Check each line of the data below for the word "Switch", then extract the ones that have it.

______________________________

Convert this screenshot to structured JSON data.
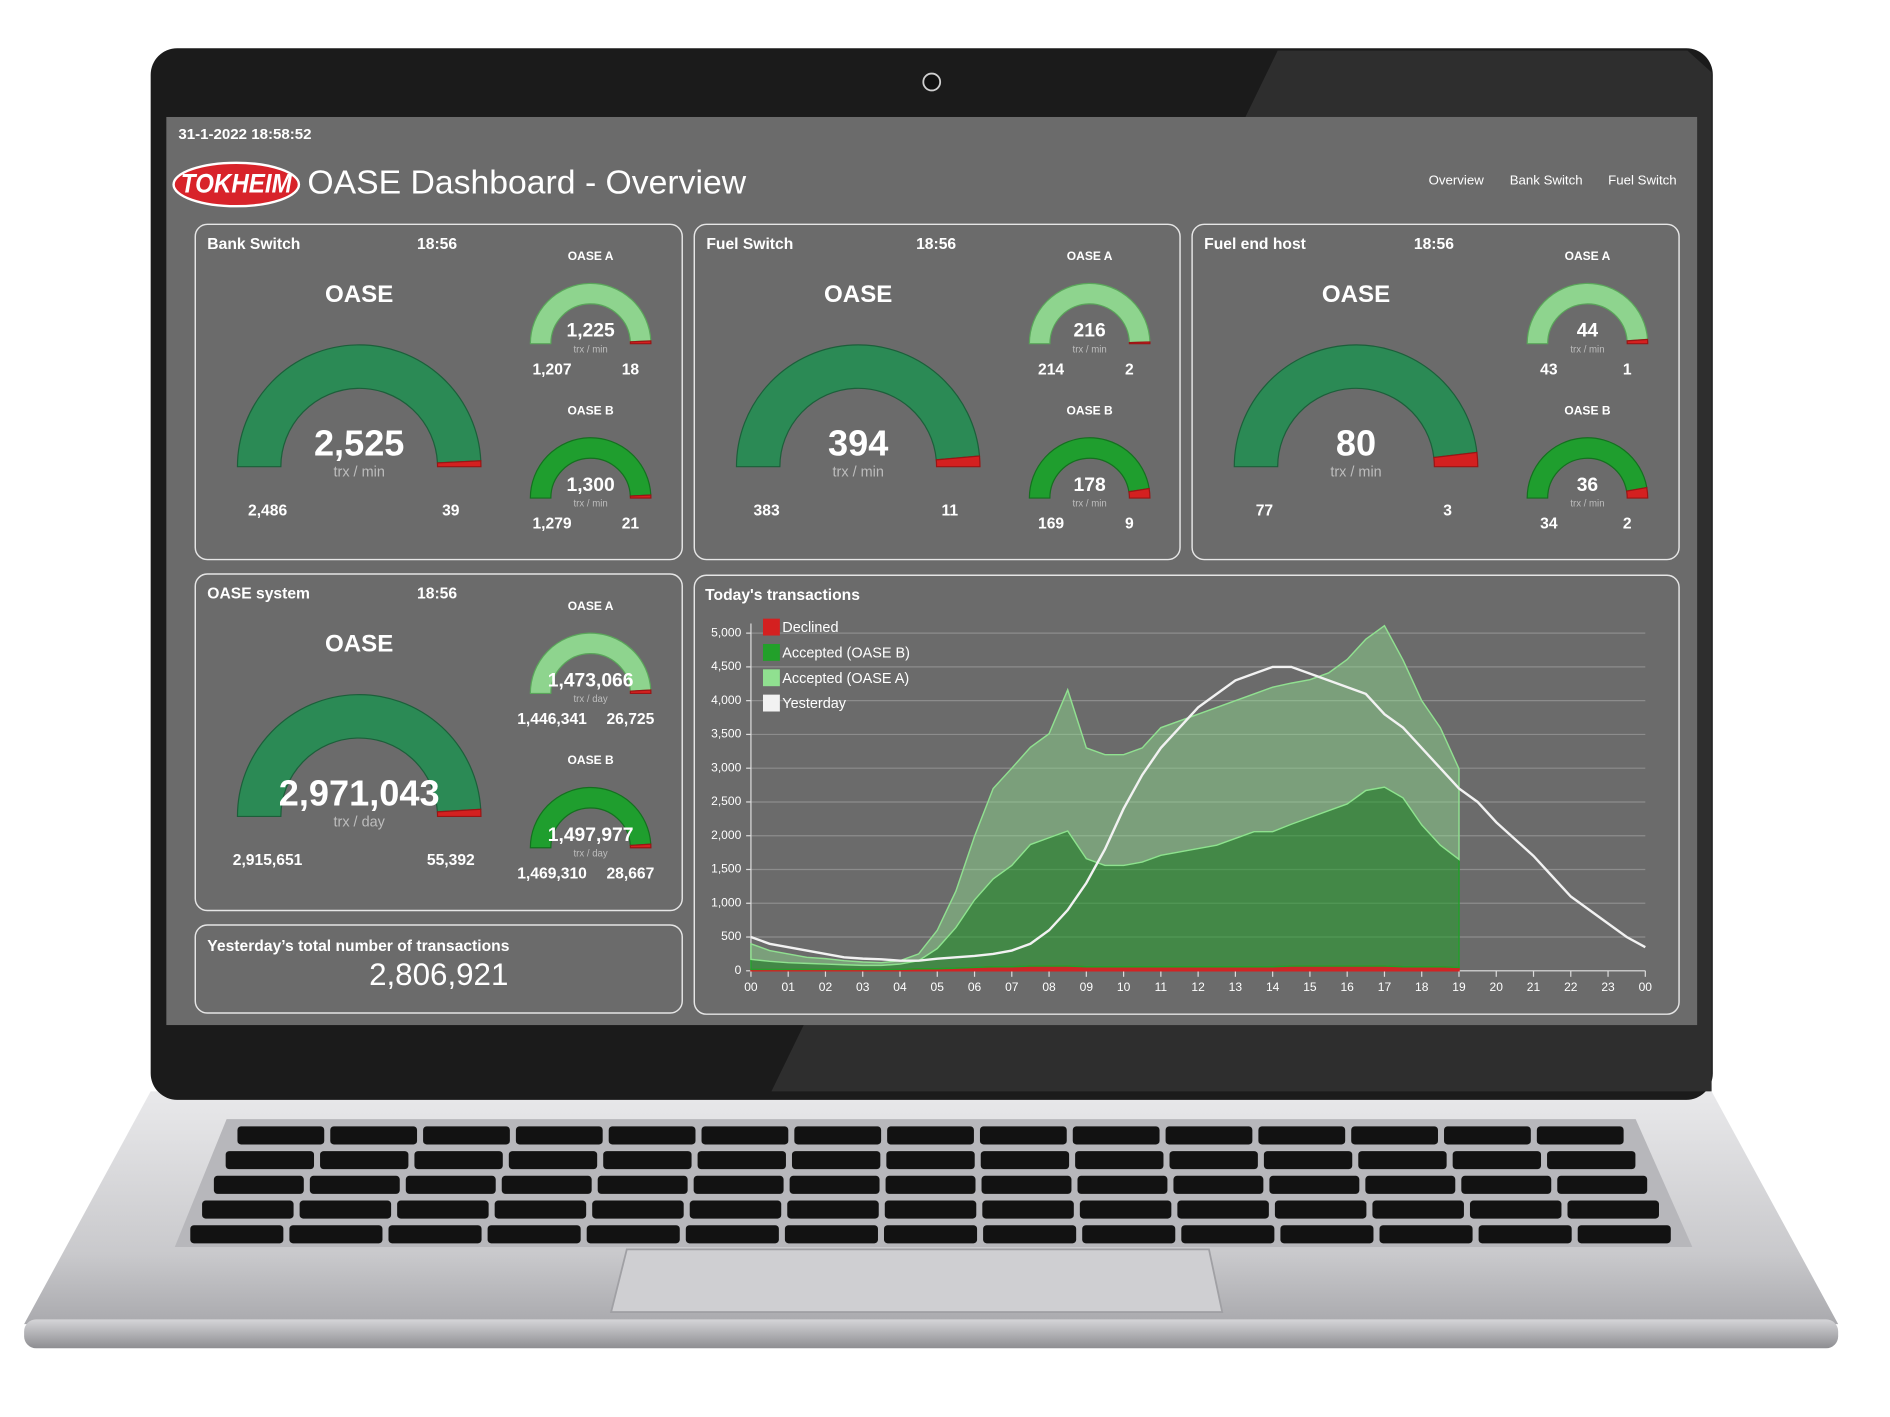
{
  "header": {
    "datetime": "31-1-2022 18:58:52",
    "logo": "TOKHEIM",
    "title": "OASE Dashboard - Overview"
  },
  "nav": [
    "Overview",
    "Bank Switch",
    "Fuel Switch"
  ],
  "panels": [
    {
      "title": "Bank Switch",
      "time": "18:56",
      "main": {
        "label": "OASE",
        "total": {
          "value": 2525,
          "label": "2,525"
        },
        "unit": "trx / min",
        "accepted": {
          "value": 2486,
          "label": "2,486"
        },
        "declined": 39
      },
      "a": {
        "label": "OASE A",
        "total": {
          "value": 1225,
          "label": "1,225"
        },
        "unit": "trx / min",
        "accepted": {
          "value": 1207,
          "label": "1,207"
        },
        "declined": 18
      },
      "b": {
        "label": "OASE B",
        "total": {
          "value": 1300,
          "label": "1,300"
        },
        "unit": "trx / min",
        "accepted": {
          "value": 1279,
          "label": "1,279"
        },
        "declined": 21
      }
    },
    {
      "title": "Fuel Switch",
      "time": "18:56",
      "main": {
        "label": "OASE",
        "total": 394,
        "unit": "trx / min",
        "accepted": 383,
        "declined": 11
      },
      "a": {
        "label": "OASE A",
        "total": 216,
        "unit": "trx / min",
        "accepted": 214,
        "declined": 2
      },
      "b": {
        "label": "OASE B",
        "total": 178,
        "unit": "trx / min",
        "accepted": 169,
        "declined": 9
      }
    },
    {
      "title": "Fuel end host",
      "time": "18:56",
      "main": {
        "label": "OASE",
        "total": 80,
        "unit": "trx / min",
        "accepted": 77,
        "declined": 3
      },
      "a": {
        "label": "OASE A",
        "total": 44,
        "unit": "trx / min",
        "accepted": 43,
        "declined": 1
      },
      "b": {
        "label": "OASE B",
        "total": 36,
        "unit": "trx / min",
        "accepted": 34,
        "declined": 2
      }
    },
    {
      "title": "OASE system",
      "time": "18:56",
      "main": {
        "label": "OASE",
        "total": {
          "value": 2971043,
          "label": "2,971,043"
        },
        "unit": "trx / day",
        "accepted": {
          "value": 2915651,
          "label": "2,915,651"
        },
        "declined": {
          "value": 55392,
          "label": "55,392"
        }
      },
      "a": {
        "label": "OASE A",
        "total": {
          "value": 1473066,
          "label": "1,473,066"
        },
        "unit": "trx / day",
        "accepted": {
          "value": 1446341,
          "label": "1,446,341"
        },
        "declined": {
          "value": 26725,
          "label": "26,725"
        }
      },
      "b": {
        "label": "OASE B",
        "total": {
          "value": 1497977,
          "label": "1,497,977"
        },
        "unit": "trx / day",
        "accepted": {
          "value": 1469310,
          "label": "1,469,310"
        },
        "declined": {
          "value": 28667,
          "label": "28,667"
        }
      }
    }
  ],
  "yesterday_total": {
    "label": "Yesterday’s total number of transactions",
    "value": {
      "value": 2806921,
      "label": "2,806,921"
    }
  },
  "chart_data": {
    "type": "area",
    "title": "Today's transactions",
    "stacked": true,
    "grid": true,
    "legend": "top-left",
    "x": [
      0,
      0.5,
      1,
      1.5,
      2,
      2.5,
      3,
      3.5,
      4,
      4.5,
      5,
      5.5,
      6,
      6.5,
      7,
      7.5,
      8,
      8.5,
      9,
      9.5,
      10,
      10.5,
      11,
      11.5,
      12,
      12.5,
      13,
      13.5,
      14,
      14.5,
      15,
      15.5,
      16,
      16.5,
      17,
      17.5,
      18,
      18.5,
      19,
      19.5,
      20,
      20.5,
      21,
      21.5,
      22,
      22.5,
      23,
      23.5,
      24
    ],
    "xlim": [
      0,
      24
    ],
    "xticks": [
      {
        "value": 0,
        "label": "00"
      },
      {
        "value": 1,
        "label": "01"
      },
      {
        "value": 2,
        "label": "02"
      },
      {
        "value": 3,
        "label": "03"
      },
      {
        "value": 4,
        "label": "04"
      },
      {
        "value": 5,
        "label": "05"
      },
      {
        "value": 6,
        "label": "06"
      },
      {
        "value": 7,
        "label": "07"
      },
      {
        "value": 8,
        "label": "08"
      },
      {
        "value": 9,
        "label": "09"
      },
      {
        "value": 10,
        "label": "10"
      },
      {
        "value": 11,
        "label": "11"
      },
      {
        "value": 12,
        "label": "12"
      },
      {
        "value": 13,
        "label": "13"
      },
      {
        "value": 14,
        "label": "14"
      },
      {
        "value": 15,
        "label": "15"
      },
      {
        "value": 16,
        "label": "16"
      },
      {
        "value": 17,
        "label": "17"
      },
      {
        "value": 18,
        "label": "18"
      },
      {
        "value": 19,
        "label": "19"
      },
      {
        "value": 20,
        "label": "20"
      },
      {
        "value": 21,
        "label": "21"
      },
      {
        "value": 22,
        "label": "22"
      },
      {
        "value": 23,
        "label": "23"
      },
      {
        "value": 24,
        "label": "00"
      }
    ],
    "ylim": [
      0,
      5000
    ],
    "yticks": [
      0,
      500,
      {
        "value": 1000,
        "label": "1,000"
      },
      {
        "value": 1500,
        "label": "1,500"
      },
      {
        "value": 2000,
        "label": "2,000"
      },
      {
        "value": 2500,
        "label": "2,500"
      },
      {
        "value": 3000,
        "label": "3,000"
      },
      {
        "value": 3500,
        "label": "3,500"
      },
      {
        "value": 4000,
        "label": "4,000"
      },
      {
        "value": 4500,
        "label": "4,500"
      },
      {
        "value": 5000,
        "label": "5,000"
      }
    ],
    "series": [
      {
        "name": "Declined",
        "color": "#d42020",
        "values": [
          20,
          20,
          20,
          20,
          20,
          20,
          20,
          20,
          20,
          30,
          30,
          40,
          50,
          60,
          60,
          70,
          70,
          70,
          60,
          60,
          60,
          60,
          60,
          60,
          60,
          60,
          60,
          60,
          60,
          70,
          70,
          70,
          70,
          70,
          70,
          60,
          60,
          60,
          50,
          null,
          null,
          null,
          null,
          null,
          null,
          null,
          null,
          null,
          null
        ]
      },
      {
        "name": "Accepted (OASE B)",
        "color": "#22a02a",
        "values": [
          150,
          120,
          100,
          90,
          80,
          70,
          60,
          60,
          80,
          120,
          300,
          600,
          1000,
          1300,
          1500,
          1800,
          1900,
          2000,
          1600,
          1500,
          1500,
          1550,
          1650,
          1700,
          1750,
          1800,
          1900,
          2000,
          2000,
          2100,
          2200,
          2300,
          2400,
          2600,
          2650,
          2500,
          2100,
          1800,
          1600,
          null,
          null,
          null,
          null,
          null,
          null,
          null,
          null,
          null,
          null
        ]
      },
      {
        "name": "Accepted (OASE A)",
        "color": "#90e090",
        "values": [
          230,
          160,
          130,
          90,
          80,
          60,
          50,
          40,
          50,
          100,
          270,
          540,
          940,
          1340,
          1440,
          1440,
          1540,
          2090,
          1640,
          1640,
          1640,
          1690,
          1890,
          1940,
          1990,
          2040,
          2040,
          2040,
          2140,
          2090,
          2040,
          2040,
          2140,
          2240,
          2390,
          2040,
          1840,
          1740,
          1340,
          null,
          null,
          null,
          null,
          null,
          null,
          null,
          null,
          null,
          null
        ]
      },
      {
        "name": "Yesterday",
        "color": "#f2f2f2",
        "type": "line",
        "values": [
          500,
          400,
          350,
          300,
          250,
          200,
          180,
          170,
          150,
          150,
          180,
          200,
          220,
          250,
          300,
          400,
          600,
          900,
          1300,
          1800,
          2400,
          2900,
          3300,
          3600,
          3900,
          4100,
          4300,
          4400,
          4500,
          4500,
          4400,
          4300,
          4200,
          4100,
          3800,
          3600,
          3300,
          3000,
          2700,
          2500,
          2200,
          1950,
          1700,
          1400,
          1100,
          900,
          700,
          500,
          350
        ]
      }
    ]
  }
}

______________________________

Answer to this exercise:
    "Bank Switch",
    "Fuel Switch"
      "title": "Bank Switch",
      "title": "Fuel Switch",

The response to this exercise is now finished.